• [Instructions for the task]
Where a line of the material contains the string "حـديث", copy that line.

• [Entries supplied]
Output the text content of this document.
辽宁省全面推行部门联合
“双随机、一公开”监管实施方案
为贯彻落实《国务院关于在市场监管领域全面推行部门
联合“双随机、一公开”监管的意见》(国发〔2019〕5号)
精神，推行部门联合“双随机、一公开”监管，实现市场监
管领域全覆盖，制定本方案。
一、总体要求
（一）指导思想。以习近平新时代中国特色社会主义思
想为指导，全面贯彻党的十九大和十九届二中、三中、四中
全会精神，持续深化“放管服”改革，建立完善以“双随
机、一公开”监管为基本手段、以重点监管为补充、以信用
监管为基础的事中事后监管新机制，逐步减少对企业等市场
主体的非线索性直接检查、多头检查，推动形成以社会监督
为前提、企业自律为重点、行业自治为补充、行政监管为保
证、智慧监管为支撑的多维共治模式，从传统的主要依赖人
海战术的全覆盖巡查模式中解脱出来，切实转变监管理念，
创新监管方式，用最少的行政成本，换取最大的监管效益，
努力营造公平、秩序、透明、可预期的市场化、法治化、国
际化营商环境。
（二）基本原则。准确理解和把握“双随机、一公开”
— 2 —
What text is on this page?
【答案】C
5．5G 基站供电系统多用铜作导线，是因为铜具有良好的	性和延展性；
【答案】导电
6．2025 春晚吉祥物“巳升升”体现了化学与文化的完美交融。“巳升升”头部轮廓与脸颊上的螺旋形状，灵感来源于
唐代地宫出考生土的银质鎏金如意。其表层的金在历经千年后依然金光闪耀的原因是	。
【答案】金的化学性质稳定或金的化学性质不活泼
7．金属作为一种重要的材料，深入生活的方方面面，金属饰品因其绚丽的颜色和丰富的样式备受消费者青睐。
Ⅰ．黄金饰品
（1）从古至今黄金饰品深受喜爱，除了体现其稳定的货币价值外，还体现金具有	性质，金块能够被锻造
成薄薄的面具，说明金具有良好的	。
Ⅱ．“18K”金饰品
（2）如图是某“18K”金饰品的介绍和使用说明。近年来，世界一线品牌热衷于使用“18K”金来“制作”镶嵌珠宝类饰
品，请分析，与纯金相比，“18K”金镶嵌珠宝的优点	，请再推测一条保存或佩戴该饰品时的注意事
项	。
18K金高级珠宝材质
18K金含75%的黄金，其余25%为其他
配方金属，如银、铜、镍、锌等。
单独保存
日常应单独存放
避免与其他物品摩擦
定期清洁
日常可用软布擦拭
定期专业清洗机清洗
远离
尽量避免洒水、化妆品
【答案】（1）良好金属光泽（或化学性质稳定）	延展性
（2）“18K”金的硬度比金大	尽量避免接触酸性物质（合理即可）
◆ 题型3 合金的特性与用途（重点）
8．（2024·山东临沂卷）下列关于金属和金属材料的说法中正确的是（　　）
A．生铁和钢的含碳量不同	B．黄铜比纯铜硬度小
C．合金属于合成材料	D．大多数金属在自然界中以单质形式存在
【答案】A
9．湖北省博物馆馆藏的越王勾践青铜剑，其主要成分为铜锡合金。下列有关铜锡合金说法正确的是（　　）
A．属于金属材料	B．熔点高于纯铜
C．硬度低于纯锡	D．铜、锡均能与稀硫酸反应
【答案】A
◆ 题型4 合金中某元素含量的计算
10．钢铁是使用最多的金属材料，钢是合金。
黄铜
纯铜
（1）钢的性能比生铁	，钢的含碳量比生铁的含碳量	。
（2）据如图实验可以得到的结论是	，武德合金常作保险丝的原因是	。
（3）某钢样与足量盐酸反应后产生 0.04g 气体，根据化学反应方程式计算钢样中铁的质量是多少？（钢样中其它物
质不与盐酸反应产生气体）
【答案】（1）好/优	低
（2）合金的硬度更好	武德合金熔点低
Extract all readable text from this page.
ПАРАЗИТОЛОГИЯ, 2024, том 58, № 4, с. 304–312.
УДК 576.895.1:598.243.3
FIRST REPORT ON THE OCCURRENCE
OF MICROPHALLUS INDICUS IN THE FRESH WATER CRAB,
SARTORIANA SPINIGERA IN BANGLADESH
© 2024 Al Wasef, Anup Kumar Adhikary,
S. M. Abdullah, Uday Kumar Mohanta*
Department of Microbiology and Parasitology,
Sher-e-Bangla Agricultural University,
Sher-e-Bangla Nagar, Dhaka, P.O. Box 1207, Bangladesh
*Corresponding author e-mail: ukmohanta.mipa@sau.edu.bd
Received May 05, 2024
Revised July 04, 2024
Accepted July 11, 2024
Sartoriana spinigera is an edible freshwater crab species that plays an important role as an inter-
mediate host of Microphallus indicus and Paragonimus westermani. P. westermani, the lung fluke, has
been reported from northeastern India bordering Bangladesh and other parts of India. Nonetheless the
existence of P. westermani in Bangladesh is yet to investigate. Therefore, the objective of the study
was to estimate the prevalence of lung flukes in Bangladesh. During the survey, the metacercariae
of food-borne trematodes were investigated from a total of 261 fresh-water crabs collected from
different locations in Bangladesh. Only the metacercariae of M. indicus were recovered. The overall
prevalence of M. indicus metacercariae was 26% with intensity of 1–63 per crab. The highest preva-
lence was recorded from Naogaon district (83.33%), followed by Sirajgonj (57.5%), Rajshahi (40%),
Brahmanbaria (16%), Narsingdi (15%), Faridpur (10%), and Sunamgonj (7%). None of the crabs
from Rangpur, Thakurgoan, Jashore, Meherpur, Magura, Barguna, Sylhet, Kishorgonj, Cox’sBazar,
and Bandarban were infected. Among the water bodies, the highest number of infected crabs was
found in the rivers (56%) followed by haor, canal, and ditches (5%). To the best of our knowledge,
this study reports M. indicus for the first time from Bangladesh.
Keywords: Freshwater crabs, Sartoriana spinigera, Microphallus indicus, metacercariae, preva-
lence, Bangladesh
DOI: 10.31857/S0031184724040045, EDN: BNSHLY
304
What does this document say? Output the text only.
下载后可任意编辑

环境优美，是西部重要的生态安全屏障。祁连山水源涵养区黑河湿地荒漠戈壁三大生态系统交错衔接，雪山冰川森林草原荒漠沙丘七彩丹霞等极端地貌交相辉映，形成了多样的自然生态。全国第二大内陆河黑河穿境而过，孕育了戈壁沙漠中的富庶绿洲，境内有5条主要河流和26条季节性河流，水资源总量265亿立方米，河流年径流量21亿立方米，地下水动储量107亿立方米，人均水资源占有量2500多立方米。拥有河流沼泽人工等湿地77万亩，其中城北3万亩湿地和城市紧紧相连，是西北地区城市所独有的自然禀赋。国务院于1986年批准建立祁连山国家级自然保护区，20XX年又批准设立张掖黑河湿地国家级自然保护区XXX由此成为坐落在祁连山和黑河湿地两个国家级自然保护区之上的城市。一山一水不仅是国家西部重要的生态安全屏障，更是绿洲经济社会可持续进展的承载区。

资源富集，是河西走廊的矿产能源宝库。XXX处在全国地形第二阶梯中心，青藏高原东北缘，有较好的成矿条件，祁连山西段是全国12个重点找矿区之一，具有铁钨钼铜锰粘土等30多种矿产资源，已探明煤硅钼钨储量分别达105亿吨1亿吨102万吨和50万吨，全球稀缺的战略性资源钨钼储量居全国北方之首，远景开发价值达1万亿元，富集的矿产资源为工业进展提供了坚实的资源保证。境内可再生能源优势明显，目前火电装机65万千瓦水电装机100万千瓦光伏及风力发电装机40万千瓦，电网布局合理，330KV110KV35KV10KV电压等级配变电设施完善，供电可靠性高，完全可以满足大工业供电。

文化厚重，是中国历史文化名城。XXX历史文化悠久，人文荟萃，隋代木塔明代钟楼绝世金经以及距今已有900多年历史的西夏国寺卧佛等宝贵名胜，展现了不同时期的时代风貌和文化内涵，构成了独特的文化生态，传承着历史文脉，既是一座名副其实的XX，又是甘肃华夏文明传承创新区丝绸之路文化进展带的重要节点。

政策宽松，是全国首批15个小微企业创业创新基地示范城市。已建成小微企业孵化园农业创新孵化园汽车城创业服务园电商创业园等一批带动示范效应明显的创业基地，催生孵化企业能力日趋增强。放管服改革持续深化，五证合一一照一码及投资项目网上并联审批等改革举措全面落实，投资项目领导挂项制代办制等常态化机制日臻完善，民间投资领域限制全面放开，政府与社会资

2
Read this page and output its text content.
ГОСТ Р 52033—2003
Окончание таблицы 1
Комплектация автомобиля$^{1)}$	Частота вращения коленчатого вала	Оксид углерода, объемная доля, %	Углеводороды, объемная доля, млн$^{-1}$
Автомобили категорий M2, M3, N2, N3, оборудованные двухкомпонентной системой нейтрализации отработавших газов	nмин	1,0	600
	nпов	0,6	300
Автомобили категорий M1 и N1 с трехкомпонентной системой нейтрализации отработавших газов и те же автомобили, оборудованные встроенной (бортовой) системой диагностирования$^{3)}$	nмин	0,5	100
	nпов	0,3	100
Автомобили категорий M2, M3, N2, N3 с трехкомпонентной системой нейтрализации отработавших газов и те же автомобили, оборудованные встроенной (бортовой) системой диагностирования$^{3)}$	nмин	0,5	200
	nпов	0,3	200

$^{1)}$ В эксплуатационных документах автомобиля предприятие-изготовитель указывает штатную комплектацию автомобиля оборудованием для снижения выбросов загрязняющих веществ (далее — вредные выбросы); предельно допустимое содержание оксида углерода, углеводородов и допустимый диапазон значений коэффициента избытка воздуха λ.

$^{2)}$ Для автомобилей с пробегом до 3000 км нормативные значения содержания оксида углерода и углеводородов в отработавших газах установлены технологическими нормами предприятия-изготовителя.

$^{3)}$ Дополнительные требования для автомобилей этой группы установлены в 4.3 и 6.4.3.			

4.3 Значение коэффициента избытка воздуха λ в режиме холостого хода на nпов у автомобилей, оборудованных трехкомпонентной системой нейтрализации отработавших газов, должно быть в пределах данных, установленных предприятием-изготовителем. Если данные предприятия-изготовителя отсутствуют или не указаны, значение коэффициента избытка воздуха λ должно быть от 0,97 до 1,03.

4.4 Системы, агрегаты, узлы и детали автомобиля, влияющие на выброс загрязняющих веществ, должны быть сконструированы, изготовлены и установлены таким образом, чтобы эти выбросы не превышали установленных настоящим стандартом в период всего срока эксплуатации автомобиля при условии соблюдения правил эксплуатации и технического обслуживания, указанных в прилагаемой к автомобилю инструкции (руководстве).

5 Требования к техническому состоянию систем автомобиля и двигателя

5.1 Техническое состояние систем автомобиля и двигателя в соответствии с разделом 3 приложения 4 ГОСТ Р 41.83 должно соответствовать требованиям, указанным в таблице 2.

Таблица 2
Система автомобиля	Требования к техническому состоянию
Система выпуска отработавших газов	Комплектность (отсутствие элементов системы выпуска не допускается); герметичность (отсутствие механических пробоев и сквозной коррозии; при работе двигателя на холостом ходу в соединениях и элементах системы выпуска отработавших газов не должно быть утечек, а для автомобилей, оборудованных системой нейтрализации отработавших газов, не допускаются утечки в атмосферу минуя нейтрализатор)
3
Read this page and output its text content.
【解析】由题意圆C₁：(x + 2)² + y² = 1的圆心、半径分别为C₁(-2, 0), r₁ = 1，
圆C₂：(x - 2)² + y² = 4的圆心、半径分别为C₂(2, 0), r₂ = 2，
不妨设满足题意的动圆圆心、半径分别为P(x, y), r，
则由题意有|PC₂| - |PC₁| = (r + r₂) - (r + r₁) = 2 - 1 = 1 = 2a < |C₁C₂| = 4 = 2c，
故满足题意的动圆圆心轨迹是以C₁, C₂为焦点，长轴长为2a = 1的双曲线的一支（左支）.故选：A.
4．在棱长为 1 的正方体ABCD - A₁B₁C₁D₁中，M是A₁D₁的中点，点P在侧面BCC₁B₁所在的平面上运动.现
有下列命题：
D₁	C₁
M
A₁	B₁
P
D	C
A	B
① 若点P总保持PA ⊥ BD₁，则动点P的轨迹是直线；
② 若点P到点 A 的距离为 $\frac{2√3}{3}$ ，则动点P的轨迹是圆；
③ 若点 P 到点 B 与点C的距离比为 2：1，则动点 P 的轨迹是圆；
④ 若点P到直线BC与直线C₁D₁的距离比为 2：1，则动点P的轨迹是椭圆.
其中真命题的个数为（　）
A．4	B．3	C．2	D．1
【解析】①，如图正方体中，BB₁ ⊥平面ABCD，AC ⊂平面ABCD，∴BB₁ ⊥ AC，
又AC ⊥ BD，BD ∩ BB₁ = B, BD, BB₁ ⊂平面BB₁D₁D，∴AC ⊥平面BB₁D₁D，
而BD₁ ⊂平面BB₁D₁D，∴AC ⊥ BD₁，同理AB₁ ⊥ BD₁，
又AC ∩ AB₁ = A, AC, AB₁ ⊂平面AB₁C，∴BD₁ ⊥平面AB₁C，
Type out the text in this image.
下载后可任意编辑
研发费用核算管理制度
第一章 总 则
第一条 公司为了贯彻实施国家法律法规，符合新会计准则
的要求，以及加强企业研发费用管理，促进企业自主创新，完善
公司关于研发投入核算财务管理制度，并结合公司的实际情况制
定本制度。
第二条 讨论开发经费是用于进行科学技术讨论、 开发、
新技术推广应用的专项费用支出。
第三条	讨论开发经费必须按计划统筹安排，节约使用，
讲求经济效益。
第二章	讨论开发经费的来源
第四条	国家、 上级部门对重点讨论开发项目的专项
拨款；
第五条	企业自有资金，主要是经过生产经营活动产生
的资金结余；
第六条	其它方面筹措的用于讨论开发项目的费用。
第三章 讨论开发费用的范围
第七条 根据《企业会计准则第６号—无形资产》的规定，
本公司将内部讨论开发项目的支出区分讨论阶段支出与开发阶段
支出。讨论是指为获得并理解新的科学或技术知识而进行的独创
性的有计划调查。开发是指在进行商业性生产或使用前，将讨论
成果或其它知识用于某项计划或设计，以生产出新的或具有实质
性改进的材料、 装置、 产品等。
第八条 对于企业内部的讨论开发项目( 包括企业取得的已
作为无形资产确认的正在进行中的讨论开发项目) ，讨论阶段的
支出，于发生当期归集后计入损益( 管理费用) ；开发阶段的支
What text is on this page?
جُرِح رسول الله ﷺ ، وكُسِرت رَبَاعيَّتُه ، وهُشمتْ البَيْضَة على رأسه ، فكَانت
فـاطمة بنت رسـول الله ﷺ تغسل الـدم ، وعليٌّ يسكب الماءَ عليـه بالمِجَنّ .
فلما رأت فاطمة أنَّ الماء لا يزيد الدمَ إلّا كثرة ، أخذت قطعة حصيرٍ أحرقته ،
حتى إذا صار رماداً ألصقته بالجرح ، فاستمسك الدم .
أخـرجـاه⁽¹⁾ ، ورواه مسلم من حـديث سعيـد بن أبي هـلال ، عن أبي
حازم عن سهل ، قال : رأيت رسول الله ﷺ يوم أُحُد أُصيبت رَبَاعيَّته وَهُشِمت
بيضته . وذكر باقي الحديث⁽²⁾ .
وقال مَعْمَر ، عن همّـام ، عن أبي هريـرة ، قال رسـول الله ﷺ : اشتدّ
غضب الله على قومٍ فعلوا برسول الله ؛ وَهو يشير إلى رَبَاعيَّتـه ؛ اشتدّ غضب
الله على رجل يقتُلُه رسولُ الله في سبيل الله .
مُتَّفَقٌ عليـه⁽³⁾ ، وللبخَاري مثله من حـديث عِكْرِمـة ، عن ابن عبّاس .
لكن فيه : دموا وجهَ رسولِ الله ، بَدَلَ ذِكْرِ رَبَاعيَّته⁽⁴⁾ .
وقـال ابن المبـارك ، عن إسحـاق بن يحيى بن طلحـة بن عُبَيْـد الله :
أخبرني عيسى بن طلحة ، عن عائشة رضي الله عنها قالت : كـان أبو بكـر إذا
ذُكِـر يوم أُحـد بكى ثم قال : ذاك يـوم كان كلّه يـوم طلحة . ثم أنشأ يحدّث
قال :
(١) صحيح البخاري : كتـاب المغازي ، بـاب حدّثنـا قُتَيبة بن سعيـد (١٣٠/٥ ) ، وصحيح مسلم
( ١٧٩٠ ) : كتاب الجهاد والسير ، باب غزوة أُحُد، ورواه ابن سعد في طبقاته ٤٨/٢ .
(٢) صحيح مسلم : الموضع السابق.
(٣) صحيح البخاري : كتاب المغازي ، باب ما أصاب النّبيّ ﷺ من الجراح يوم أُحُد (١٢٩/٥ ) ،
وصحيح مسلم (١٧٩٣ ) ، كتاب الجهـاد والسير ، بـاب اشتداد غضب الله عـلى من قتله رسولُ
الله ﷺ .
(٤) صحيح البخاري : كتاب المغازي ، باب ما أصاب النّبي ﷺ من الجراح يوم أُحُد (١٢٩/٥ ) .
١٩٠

• [Reply]
أخـرجـاه⁽¹⁾ ، ورواه مسلم من حـديث سعيـد بن أبي هـلال ، عن أبي
مُتَّفَقٌ عليـه⁽³⁾ ، وللبخَاري مثله من حـديث عِكْرِمـة ، عن ابن عبّاس .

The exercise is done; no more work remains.